▸ **WHAT YOU WILL DO**
Go through the entries below and write each one out exactly.

▸ **INFORMATION SHOWN**
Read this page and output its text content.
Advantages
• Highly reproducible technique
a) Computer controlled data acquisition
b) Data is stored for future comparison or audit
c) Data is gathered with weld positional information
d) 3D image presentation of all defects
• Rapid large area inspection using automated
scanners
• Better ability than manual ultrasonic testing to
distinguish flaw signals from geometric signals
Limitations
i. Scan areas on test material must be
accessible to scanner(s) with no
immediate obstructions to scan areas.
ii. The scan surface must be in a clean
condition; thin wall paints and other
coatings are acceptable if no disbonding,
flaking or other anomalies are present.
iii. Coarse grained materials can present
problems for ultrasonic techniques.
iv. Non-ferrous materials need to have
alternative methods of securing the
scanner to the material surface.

▸ **RESULT OF THE TASK**
Read this page and output its text content.
Advantages
• Highly reproducible technique
a) Computer controlled data acquisition
b) Data is stored for future comparison or audit
c) Data is gathered with weld positional information
d) 3D image presentation of all defects
• Rapid large area inspection using automated
scanners
• Better ability than manual ultrasonic testing to
distinguish flaw signals from geometric signals
Limitations
i. Scan areas on test material must be
accessible to scanner(s) with no
immediate obstructions to scan areas.
ii. The scan surface must be in a clean
condition; thin wall paints and other
coatings are acceptable if no disbonding,
flaking or other anomalies are present.
iii. Coarse grained materials can present
problems for ultrasonic techniques.
iv. Non-ferrous materials need to have
alternative methods of securing the
scanner to the material surface.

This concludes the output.